* Start Exercise materials *

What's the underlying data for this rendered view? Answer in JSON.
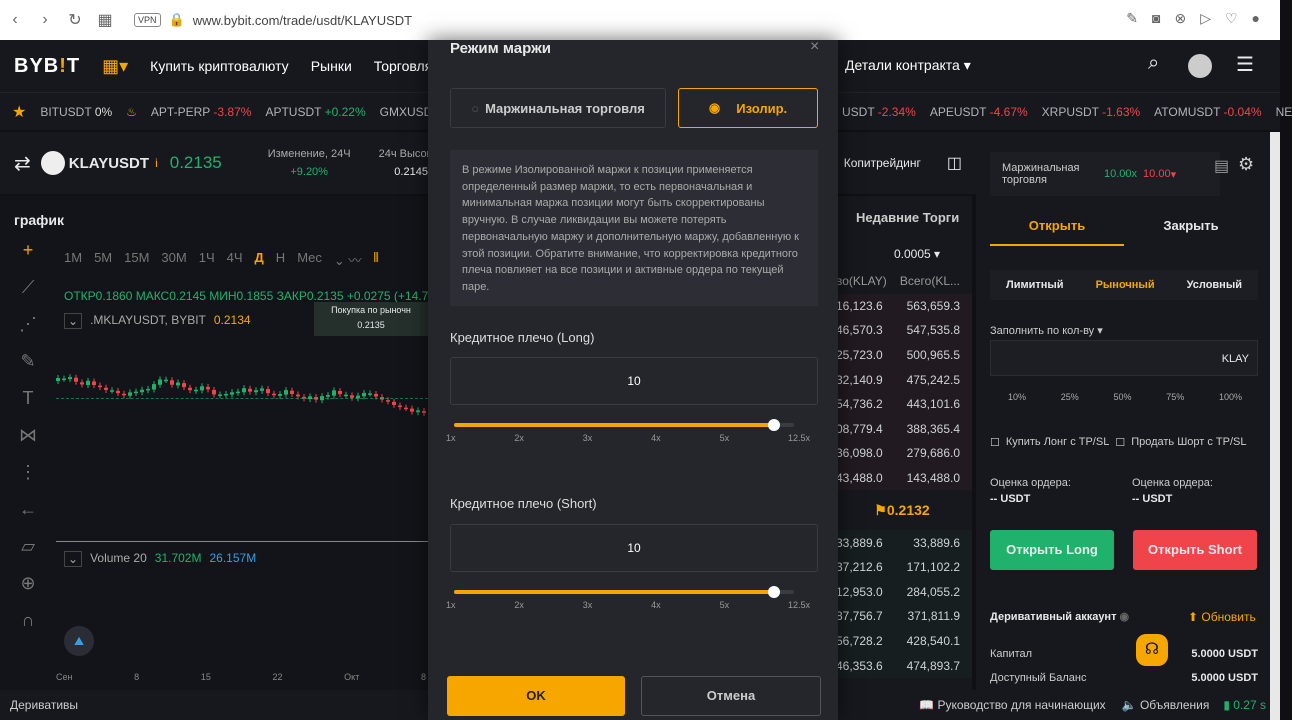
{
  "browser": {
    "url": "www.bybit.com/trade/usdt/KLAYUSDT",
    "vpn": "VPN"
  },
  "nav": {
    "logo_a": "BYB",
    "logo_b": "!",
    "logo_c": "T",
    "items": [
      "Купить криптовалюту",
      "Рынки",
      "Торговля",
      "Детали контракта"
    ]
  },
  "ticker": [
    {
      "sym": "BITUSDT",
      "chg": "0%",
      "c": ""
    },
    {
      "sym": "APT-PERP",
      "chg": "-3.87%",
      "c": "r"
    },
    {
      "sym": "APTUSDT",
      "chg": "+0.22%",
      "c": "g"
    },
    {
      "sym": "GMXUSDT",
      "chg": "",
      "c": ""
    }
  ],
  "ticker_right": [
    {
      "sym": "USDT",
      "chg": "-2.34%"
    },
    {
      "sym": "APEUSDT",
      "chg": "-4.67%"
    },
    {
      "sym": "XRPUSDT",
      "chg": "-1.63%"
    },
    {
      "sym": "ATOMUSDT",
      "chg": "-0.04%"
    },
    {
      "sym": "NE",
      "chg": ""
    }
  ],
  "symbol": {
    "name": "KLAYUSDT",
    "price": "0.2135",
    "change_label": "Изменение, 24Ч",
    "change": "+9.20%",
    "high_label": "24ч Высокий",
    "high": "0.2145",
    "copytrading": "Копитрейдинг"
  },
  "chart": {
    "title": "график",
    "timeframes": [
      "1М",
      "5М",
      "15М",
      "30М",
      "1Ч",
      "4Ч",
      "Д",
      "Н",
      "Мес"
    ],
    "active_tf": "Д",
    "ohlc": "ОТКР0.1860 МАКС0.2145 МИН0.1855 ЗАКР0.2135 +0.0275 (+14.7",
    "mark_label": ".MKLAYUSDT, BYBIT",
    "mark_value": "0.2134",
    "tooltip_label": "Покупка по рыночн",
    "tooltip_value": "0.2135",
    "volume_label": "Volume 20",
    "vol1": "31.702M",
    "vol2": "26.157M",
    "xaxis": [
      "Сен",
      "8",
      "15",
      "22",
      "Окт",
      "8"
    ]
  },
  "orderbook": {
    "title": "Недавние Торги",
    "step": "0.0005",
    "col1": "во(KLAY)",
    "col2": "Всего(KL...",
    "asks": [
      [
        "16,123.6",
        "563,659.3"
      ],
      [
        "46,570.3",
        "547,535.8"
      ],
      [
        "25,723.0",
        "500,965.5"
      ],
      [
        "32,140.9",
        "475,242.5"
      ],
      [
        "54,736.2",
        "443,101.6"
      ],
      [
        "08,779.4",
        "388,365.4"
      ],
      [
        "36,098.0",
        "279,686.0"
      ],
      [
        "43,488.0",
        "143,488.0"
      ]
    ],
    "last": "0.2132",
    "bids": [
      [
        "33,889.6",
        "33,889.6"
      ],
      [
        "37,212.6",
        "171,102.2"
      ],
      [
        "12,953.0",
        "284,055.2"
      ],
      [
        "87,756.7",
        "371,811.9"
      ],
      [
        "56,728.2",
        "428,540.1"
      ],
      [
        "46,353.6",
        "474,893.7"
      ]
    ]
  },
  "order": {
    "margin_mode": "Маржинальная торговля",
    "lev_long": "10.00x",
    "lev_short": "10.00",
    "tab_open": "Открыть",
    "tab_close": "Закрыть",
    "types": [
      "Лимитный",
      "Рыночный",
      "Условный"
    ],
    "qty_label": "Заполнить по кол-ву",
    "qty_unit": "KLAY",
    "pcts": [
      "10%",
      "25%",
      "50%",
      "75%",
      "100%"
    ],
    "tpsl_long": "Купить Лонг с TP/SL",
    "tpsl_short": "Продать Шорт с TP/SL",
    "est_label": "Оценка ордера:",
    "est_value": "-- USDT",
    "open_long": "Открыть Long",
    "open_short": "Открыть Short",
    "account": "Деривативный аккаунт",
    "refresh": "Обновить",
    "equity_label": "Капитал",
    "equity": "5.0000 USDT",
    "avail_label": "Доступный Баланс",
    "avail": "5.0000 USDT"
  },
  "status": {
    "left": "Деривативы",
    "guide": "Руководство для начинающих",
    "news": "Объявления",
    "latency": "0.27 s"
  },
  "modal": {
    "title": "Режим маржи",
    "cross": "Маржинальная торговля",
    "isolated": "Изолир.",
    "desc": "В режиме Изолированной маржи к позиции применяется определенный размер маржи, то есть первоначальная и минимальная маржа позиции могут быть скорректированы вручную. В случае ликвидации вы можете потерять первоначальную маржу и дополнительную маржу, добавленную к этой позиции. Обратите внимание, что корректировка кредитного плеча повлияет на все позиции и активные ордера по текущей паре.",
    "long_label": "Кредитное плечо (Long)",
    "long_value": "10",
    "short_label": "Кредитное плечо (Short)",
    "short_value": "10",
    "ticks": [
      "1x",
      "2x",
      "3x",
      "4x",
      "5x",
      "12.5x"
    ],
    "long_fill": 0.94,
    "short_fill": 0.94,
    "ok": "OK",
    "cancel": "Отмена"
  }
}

* End Exercise materials *
* Start Exercise materials *

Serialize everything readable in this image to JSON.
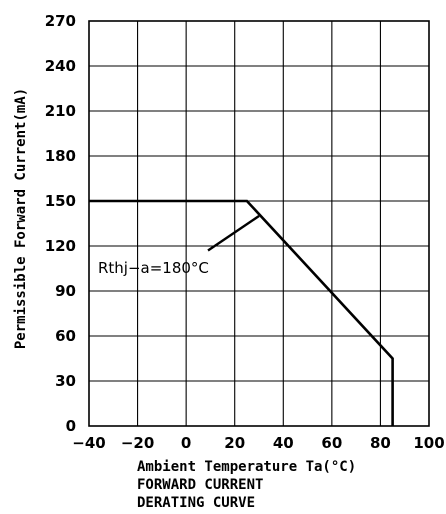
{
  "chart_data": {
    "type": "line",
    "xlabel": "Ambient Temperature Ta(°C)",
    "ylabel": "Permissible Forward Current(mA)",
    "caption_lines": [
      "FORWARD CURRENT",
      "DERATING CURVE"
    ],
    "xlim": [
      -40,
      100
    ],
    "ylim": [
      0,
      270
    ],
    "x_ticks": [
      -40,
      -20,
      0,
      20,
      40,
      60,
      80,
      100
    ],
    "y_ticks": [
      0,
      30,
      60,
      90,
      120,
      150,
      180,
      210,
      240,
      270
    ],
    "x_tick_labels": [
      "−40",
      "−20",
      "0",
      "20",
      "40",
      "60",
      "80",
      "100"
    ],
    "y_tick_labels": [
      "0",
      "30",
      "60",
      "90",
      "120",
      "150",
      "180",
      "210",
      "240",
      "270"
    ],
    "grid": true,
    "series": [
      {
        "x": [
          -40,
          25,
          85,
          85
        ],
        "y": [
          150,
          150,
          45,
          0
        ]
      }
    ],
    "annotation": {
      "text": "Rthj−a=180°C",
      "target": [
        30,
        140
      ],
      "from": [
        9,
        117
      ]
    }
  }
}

* End Exercise materials *
* Start Exercise materials *

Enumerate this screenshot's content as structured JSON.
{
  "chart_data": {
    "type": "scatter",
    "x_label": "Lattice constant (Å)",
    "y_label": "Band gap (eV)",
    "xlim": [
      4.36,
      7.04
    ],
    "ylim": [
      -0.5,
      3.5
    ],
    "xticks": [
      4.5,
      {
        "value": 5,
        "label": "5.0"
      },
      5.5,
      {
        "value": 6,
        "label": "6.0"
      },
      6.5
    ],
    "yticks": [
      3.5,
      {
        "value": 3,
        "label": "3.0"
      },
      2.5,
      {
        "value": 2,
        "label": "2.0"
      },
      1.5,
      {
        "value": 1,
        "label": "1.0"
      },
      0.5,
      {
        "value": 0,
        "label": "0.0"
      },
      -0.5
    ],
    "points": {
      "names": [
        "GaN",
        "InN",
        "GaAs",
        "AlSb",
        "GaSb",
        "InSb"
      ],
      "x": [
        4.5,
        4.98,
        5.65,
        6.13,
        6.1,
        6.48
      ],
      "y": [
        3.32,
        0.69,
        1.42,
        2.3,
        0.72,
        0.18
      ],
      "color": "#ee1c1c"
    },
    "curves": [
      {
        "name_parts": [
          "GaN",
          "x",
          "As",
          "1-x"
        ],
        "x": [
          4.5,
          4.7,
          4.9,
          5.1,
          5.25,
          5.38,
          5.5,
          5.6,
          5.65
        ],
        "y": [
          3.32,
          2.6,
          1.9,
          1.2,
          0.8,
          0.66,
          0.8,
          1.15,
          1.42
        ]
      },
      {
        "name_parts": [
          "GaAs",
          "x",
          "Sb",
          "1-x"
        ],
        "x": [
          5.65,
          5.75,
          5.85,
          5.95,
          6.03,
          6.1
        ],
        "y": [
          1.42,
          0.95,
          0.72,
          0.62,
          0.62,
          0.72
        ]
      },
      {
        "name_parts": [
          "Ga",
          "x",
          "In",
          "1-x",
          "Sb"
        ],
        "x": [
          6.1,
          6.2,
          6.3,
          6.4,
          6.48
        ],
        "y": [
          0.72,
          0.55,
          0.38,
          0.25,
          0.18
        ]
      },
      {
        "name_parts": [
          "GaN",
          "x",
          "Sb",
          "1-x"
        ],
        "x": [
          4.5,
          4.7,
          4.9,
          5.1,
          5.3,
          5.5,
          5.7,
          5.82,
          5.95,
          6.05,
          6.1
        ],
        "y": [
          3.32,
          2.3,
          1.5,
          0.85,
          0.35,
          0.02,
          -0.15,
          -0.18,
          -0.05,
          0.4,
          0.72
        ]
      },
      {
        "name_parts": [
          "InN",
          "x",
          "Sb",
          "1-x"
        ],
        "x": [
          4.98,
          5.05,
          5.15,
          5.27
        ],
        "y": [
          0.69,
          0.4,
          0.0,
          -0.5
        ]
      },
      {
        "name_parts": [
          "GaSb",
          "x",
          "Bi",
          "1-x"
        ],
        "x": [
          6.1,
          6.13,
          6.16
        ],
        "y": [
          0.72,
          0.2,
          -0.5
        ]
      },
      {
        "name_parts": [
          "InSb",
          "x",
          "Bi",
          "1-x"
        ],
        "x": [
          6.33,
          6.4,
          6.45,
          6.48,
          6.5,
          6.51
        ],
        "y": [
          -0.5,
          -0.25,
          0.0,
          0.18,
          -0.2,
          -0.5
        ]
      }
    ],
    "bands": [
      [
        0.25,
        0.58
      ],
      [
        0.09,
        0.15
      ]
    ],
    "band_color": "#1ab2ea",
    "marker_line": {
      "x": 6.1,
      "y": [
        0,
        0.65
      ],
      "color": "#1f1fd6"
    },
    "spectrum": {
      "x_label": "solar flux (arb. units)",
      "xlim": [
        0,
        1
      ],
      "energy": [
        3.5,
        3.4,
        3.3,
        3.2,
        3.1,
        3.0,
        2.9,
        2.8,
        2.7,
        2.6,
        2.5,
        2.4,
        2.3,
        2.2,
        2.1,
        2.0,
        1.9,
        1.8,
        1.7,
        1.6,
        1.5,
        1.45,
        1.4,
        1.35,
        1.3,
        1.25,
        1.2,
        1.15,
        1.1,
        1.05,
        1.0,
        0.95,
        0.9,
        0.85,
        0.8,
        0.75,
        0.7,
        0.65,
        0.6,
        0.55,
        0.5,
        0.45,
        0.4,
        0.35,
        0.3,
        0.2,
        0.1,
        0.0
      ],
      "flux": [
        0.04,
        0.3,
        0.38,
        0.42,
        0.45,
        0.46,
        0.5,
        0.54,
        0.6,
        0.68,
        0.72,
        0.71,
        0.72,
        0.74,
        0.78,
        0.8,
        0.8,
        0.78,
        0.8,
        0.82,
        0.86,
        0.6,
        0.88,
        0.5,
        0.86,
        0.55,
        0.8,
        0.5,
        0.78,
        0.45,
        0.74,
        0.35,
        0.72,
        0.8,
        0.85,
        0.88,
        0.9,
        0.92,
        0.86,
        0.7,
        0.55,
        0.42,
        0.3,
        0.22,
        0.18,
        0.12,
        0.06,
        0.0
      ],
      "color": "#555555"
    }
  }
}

* End Exercise materials *

What you have to do. For this exercise, gather every line of the data that contains the word "плечо".

Written reply.
    "long_label": "Кредитное плечо (Long)",
    "short_label": "Кредитное плечо (Short)",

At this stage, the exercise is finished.